TASK GOAL => Each line containing the word "cette" must be reported.

ROWS =>

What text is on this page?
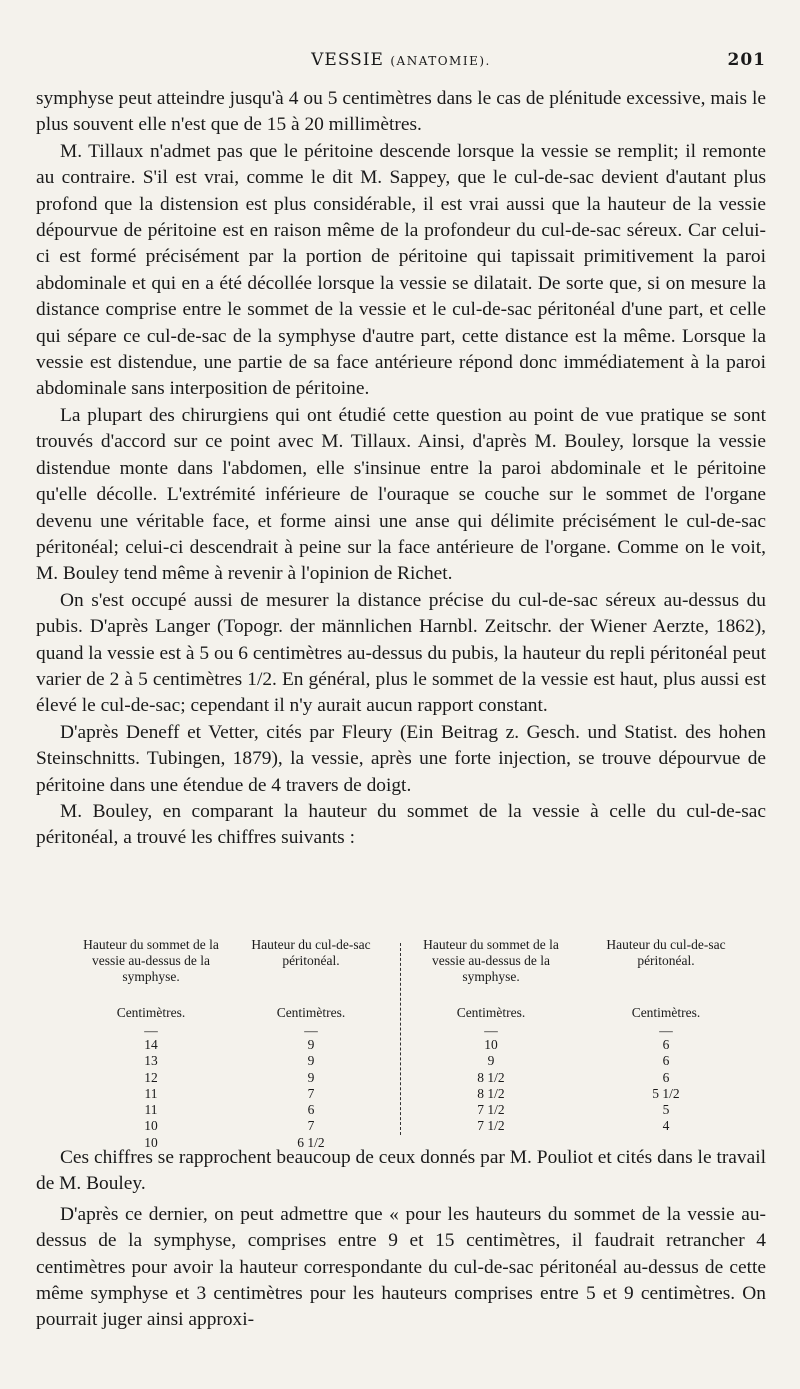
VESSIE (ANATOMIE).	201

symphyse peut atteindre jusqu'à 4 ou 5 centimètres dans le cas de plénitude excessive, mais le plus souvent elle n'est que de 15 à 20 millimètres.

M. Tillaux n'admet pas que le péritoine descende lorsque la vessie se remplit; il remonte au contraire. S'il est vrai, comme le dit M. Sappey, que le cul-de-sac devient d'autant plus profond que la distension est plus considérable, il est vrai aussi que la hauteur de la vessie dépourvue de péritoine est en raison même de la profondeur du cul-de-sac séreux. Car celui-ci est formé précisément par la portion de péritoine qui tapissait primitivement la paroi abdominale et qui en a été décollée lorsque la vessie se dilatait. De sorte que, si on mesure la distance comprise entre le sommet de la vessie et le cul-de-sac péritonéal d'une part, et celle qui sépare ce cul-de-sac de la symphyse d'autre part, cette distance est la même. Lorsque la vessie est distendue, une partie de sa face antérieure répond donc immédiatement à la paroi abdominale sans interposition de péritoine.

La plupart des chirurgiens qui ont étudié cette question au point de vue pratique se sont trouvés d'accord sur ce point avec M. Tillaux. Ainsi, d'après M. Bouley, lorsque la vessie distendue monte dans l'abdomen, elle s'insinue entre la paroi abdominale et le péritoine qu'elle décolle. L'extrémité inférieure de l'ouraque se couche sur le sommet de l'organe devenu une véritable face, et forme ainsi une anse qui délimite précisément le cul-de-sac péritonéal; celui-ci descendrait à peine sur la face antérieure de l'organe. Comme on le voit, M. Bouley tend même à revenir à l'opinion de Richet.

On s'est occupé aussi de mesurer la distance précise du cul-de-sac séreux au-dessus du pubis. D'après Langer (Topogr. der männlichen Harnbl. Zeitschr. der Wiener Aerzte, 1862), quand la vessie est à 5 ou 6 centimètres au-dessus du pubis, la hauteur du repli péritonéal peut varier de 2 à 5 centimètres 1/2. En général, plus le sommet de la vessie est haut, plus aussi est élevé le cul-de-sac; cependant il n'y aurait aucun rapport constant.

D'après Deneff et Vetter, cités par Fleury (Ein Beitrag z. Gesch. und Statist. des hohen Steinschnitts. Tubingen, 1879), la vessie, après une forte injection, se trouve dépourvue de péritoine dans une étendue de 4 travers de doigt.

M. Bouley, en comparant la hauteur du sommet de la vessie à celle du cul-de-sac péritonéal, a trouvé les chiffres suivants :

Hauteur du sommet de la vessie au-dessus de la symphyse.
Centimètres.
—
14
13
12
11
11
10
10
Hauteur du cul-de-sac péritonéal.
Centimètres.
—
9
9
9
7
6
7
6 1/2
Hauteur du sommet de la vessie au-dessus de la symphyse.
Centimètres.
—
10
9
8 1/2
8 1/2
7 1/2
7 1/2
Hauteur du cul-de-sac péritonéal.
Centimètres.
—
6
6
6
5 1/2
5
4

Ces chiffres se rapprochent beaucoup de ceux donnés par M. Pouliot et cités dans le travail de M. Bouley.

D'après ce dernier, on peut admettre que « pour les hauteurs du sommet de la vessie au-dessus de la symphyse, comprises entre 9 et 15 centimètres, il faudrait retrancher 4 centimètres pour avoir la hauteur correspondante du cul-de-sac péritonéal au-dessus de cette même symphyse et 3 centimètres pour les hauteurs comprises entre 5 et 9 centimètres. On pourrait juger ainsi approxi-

* * *

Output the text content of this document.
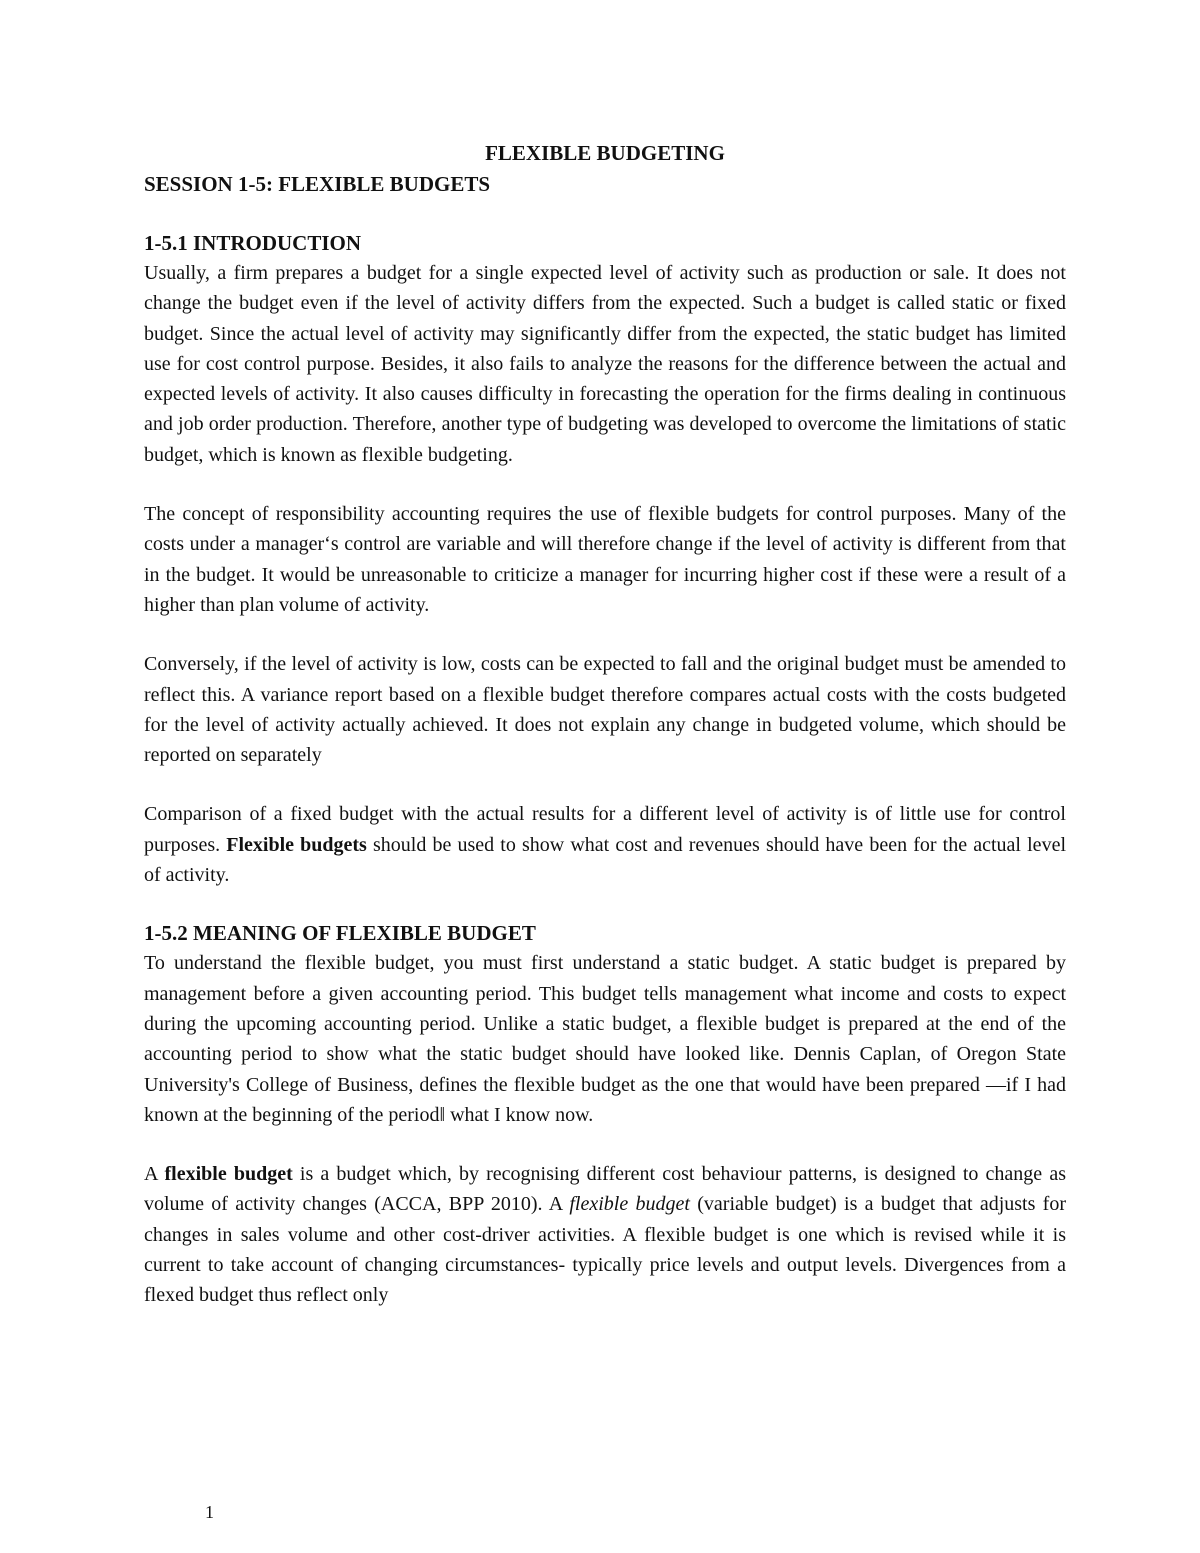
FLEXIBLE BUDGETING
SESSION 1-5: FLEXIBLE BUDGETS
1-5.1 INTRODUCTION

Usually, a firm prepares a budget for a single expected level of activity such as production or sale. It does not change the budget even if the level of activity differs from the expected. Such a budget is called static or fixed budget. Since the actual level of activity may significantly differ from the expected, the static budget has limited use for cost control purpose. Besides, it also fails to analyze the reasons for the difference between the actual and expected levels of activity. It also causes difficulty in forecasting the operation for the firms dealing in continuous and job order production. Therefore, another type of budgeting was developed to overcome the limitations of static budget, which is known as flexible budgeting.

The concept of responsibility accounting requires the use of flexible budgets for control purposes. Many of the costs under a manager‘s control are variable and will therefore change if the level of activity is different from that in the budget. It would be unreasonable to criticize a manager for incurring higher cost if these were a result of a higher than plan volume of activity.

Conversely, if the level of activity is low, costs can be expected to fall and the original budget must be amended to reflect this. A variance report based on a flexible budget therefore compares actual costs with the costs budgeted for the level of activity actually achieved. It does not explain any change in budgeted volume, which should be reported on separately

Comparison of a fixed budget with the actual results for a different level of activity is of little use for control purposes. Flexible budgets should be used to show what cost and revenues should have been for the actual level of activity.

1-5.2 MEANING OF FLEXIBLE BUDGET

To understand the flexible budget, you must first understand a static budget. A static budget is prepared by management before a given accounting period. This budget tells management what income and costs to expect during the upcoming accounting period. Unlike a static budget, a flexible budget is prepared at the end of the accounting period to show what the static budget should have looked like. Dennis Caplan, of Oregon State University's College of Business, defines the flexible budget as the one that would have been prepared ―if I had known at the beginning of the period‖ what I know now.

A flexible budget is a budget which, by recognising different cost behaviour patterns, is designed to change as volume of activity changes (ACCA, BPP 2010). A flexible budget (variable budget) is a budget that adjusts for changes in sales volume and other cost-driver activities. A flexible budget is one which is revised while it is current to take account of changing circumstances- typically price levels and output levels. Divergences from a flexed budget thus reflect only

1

TASK OUTPUT =>
M. Tillaux n'admet pas que le péritoine descende lorsque la vessie se remplit; il remonte au contraire. S'il est vrai, comme le dit M. Sappey, que le cul-de-sac devient d'autant plus profond que la distension est plus considérable, il est vrai aussi que la hauteur de la vessie dépourvue de péritoine est en raison même de la profondeur du cul-de-sac séreux. Car celui-ci est formé précisément par la portion de péritoine qui tapissait primitivement la paroi abdominale et qui en a été décollée lorsque la vessie se dilatait. De sorte que, si on mesure la distance comprise entre le sommet de la vessie et le cul-de-sac péritonéal d'une part, et celle qui sépare ce cul-de-sac de la symphyse d'autre part, cette distance est la même. Lorsque la vessie est distendue, une partie de sa face antérieure répond donc immédiatement à la paroi abdominale sans interposition de péritoine.
La plupart des chirurgiens qui ont étudié cette question au point de vue pratique se sont trouvés d'accord sur ce point avec M. Tillaux. Ainsi, d'après M. Bouley, lorsque la vessie distendue monte dans l'abdomen, elle s'insinue entre la paroi abdominale et le péritoine qu'elle décolle. L'extrémité inférieure de l'ouraque se couche sur le sommet de l'organe devenu une véritable face, et forme ainsi une anse qui délimite précisément le cul-de-sac péritonéal; celui-ci descendrait à peine sur la face antérieure de l'organe. Comme on le voit, M. Bouley tend même à revenir à l'opinion de Richet.
D'après ce dernier, on peut admettre que « pour les hauteurs du sommet de la vessie au-dessus de la symphyse, comprises entre 9 et 15 centimètres, il faudrait retrancher 4 centimètres pour avoir la hauteur correspondante du cul-de-sac péritonéal au-dessus de cette même symphyse et 3 centimètres pour les hauteurs comprises entre 5 et 9 centimètres. On pourrait juger ainsi approxi-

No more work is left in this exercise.